Collected data
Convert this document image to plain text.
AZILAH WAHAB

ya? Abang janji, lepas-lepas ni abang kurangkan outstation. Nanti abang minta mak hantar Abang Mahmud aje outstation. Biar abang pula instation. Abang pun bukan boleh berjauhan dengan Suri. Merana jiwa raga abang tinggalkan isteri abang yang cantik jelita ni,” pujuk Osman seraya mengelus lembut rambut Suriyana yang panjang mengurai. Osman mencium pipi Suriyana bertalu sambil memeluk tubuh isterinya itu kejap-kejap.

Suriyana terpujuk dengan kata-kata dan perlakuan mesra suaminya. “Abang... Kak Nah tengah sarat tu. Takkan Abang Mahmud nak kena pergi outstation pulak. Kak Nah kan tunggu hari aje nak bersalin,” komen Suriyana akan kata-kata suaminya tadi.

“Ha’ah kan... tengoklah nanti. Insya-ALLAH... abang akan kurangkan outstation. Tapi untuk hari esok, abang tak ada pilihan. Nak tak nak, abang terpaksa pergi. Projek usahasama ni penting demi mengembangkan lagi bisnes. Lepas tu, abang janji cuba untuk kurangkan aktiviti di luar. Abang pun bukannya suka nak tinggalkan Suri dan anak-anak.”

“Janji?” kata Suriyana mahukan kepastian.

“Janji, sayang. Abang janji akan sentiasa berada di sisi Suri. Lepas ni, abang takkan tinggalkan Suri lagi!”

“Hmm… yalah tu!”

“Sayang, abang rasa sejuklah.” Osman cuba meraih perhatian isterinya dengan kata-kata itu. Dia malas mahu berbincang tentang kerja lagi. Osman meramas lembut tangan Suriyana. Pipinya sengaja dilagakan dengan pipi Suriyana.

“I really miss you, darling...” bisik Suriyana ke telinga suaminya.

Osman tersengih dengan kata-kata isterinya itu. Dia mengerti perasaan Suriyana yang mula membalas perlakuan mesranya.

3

> _SHORT TASK_:
Gather and return every line that holds the string "suaminya".

> _WRITTEN SOLUTION_:
Suriyana terpujuk dengan kata-kata dan perlakuan mesra suaminya. “Abang... Kak Nah tengah sarat tu. Takkan Abang Mahmud nak kena pergi outstation pulak. Kak Nah kan tunggu hari aje nak bersalin,” komen Suriyana akan kata-kata suaminya tadi.
“I really miss you, darling...” bisik Suriyana ke telinga suaminya.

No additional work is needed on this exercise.